• [Dataset rows about figures]:
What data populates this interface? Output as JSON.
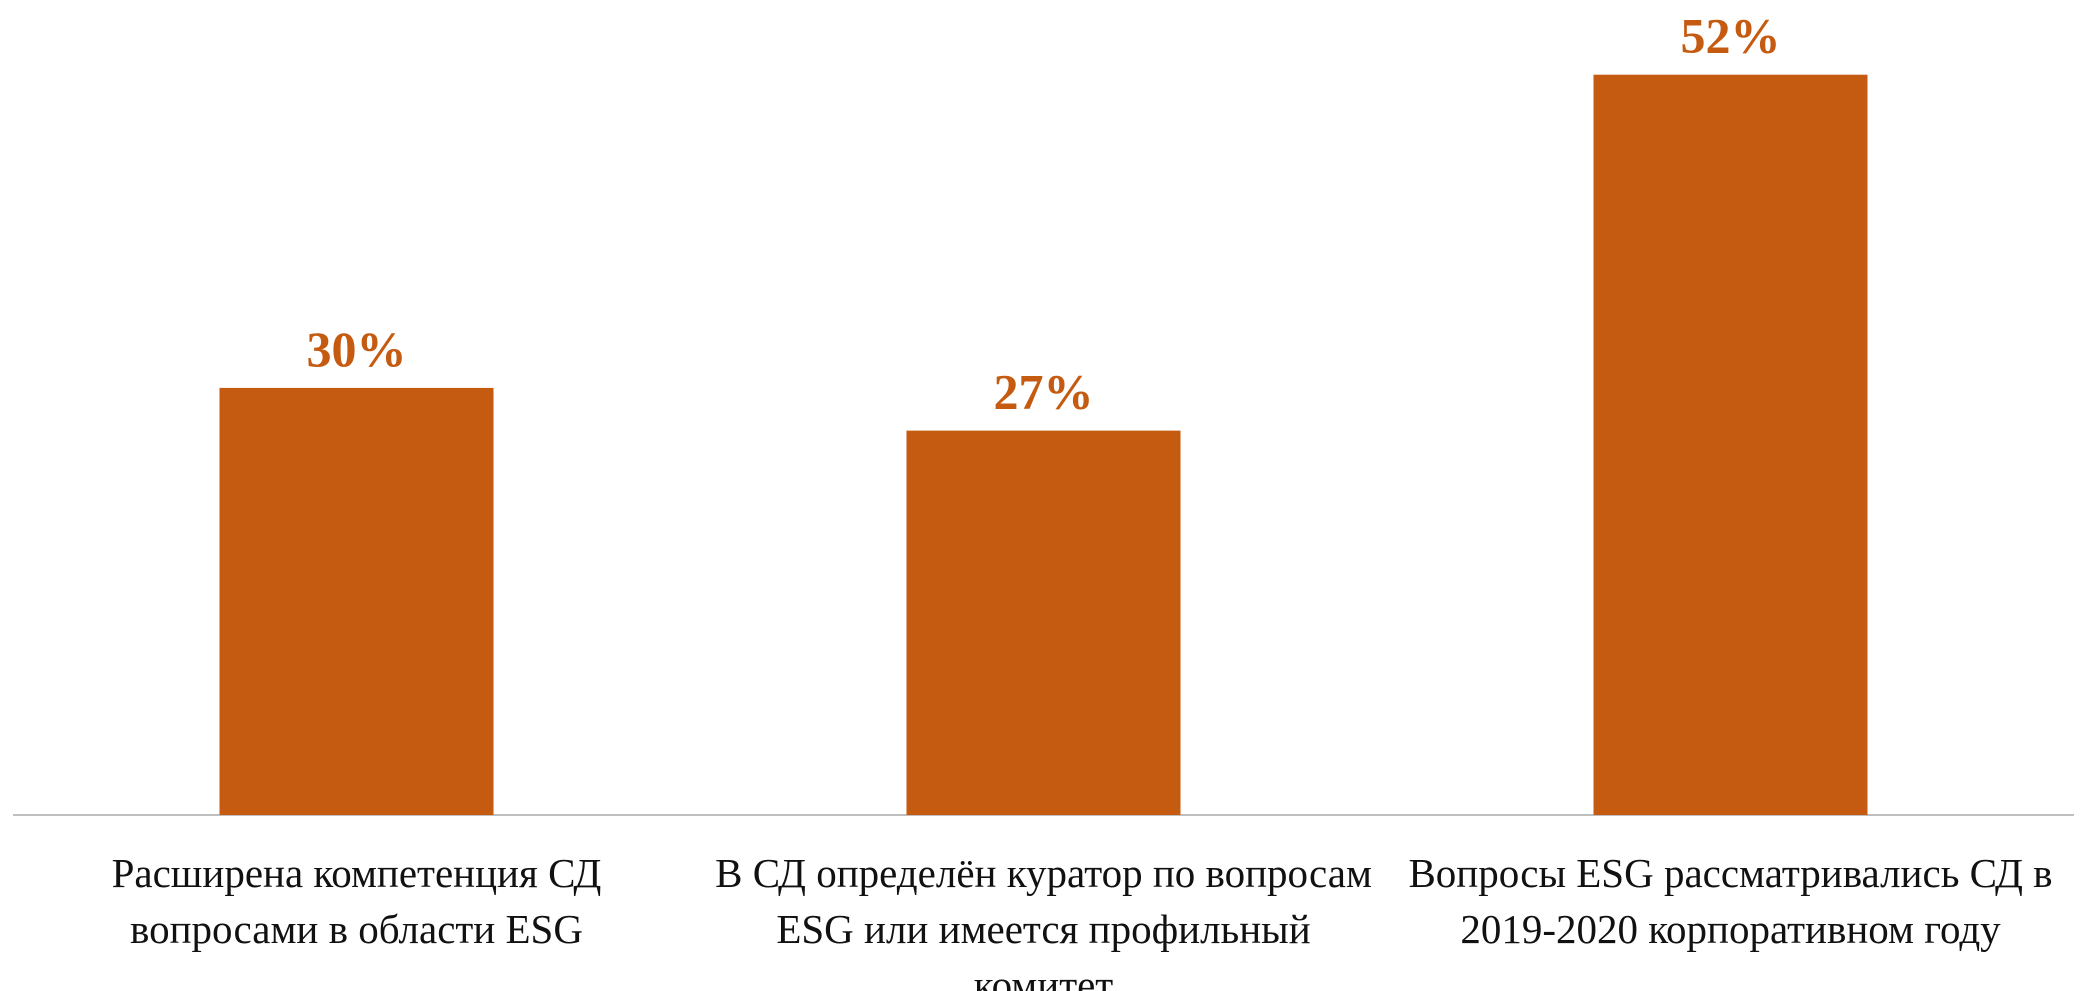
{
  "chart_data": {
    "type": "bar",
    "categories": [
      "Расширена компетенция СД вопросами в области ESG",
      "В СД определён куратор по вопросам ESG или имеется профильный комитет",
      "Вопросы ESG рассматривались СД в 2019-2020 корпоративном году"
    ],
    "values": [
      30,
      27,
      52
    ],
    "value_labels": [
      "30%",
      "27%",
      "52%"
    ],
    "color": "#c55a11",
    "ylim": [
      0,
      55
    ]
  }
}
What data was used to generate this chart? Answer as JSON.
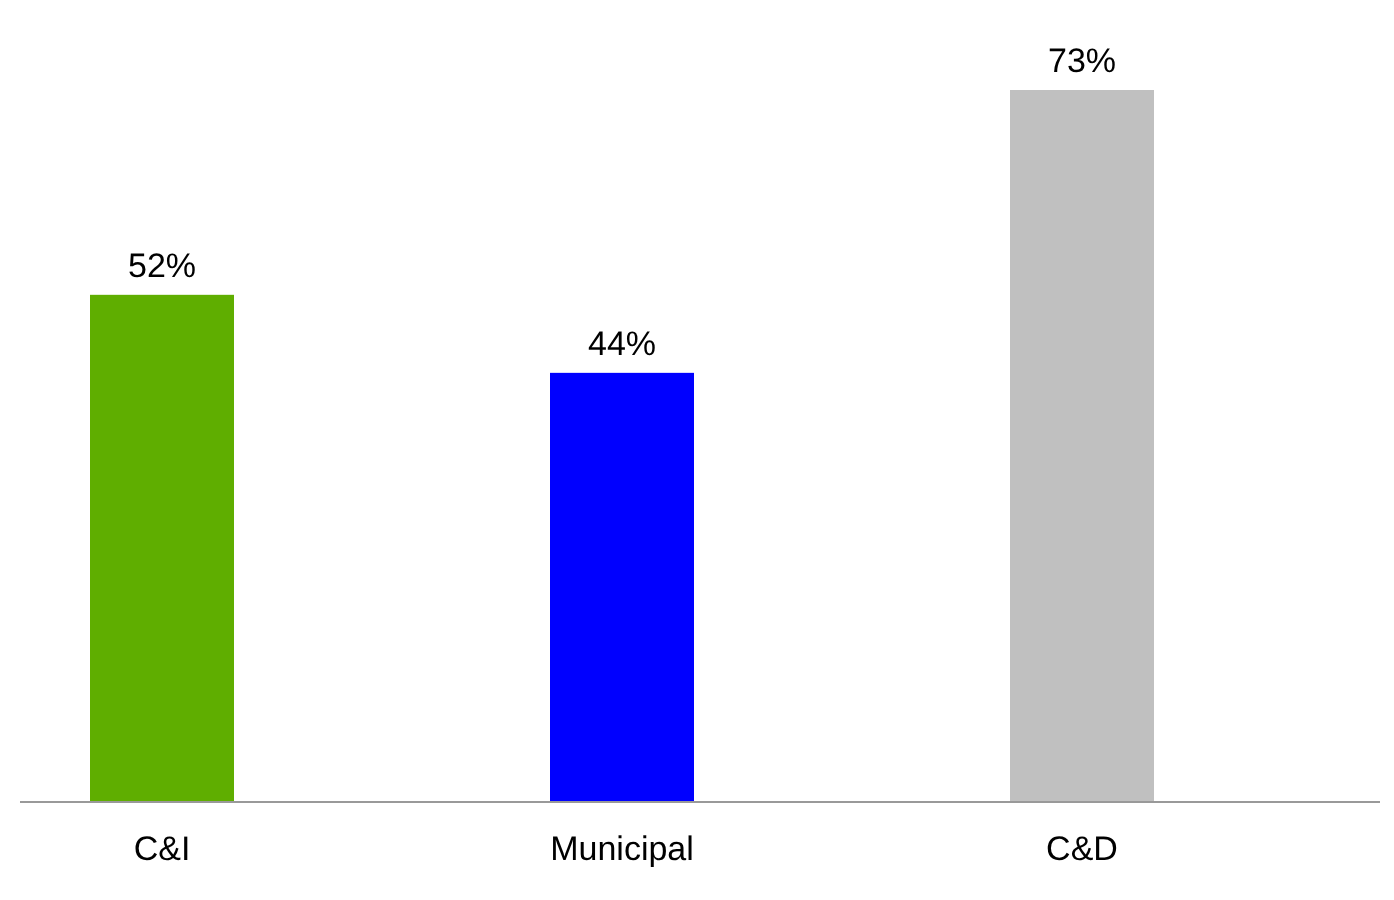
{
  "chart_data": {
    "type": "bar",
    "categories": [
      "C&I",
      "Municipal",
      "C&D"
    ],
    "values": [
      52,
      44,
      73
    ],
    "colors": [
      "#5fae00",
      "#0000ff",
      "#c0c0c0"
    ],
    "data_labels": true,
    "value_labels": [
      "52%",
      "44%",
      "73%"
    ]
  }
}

==

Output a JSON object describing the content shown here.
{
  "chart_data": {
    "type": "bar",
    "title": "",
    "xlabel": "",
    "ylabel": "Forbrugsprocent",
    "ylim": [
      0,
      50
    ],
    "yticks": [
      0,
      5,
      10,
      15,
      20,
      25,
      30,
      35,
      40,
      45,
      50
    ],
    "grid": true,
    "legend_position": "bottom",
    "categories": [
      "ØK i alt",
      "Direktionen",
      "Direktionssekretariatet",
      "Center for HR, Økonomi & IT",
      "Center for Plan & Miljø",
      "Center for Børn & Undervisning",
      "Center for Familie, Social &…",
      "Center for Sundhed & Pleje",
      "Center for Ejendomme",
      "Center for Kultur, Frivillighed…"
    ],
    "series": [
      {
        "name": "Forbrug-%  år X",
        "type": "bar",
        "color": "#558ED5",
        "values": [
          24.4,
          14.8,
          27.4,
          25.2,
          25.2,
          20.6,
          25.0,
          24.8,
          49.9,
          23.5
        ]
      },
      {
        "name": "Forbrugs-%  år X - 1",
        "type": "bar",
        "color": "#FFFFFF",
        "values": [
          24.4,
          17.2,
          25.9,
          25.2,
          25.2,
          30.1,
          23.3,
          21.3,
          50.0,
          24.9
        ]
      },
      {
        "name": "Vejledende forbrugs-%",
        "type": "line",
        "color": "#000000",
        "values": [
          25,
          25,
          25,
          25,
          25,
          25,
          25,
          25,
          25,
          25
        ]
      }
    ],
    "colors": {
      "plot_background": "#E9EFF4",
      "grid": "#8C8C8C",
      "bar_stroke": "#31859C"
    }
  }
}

==

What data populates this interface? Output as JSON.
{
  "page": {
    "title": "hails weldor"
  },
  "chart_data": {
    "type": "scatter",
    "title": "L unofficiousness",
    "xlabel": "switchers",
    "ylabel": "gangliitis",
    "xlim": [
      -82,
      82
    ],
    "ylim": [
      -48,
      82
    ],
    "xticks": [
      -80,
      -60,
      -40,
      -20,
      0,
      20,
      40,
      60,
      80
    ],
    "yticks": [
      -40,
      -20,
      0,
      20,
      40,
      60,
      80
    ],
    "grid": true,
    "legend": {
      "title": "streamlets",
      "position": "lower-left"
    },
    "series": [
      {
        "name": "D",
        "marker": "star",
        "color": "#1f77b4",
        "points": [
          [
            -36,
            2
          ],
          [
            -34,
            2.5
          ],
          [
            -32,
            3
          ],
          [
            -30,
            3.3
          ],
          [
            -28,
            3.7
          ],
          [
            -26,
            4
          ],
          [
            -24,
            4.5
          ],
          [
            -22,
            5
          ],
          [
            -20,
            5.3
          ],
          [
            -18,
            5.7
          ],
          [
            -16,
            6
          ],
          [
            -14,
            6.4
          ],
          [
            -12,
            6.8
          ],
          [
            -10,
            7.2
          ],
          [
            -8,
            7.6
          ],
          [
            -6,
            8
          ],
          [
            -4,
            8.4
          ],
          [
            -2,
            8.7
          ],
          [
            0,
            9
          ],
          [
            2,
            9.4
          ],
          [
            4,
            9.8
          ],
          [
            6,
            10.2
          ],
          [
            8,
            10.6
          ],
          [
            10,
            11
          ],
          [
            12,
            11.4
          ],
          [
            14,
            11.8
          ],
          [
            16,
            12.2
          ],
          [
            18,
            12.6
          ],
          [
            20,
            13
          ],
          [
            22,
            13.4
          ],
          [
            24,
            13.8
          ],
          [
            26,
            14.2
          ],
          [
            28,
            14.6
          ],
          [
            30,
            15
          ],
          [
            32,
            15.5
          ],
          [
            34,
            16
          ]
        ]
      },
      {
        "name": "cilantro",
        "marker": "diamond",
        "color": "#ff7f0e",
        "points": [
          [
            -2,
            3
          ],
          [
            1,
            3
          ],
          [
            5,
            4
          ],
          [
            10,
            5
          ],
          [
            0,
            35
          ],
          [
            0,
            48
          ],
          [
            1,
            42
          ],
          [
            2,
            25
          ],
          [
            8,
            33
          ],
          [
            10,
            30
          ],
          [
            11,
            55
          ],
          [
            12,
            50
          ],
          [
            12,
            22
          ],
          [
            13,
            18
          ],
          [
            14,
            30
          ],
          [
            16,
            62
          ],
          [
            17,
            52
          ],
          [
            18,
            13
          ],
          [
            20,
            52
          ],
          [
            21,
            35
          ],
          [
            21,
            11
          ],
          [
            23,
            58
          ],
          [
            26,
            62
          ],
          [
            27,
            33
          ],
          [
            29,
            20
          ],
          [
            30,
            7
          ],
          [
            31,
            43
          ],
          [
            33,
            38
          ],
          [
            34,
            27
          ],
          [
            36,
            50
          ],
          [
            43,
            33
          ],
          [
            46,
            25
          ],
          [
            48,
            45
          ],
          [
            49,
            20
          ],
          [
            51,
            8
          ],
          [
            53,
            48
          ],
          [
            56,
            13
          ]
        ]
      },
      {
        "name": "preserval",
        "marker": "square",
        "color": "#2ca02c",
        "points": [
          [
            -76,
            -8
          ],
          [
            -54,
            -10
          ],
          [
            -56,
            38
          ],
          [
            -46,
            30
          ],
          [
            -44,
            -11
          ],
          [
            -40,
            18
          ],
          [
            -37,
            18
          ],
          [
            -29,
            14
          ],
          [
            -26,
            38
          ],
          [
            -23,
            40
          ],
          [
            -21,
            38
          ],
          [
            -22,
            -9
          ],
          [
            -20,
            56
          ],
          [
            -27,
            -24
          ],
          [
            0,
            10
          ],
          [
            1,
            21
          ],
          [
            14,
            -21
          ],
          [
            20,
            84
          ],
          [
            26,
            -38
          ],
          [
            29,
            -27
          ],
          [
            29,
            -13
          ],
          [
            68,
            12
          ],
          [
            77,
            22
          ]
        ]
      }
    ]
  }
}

• [What to do]:
Pull out each line of the listing that holds the string "name".

• [Written response]:
        "name": "Forbrug-%  år X",
        "name": "Forbrugs-%  år X - 1",
        "name": "Vejledende forbrugs-%",
        "name": "D",
        "name": "cilantro",
        "name": "preserval",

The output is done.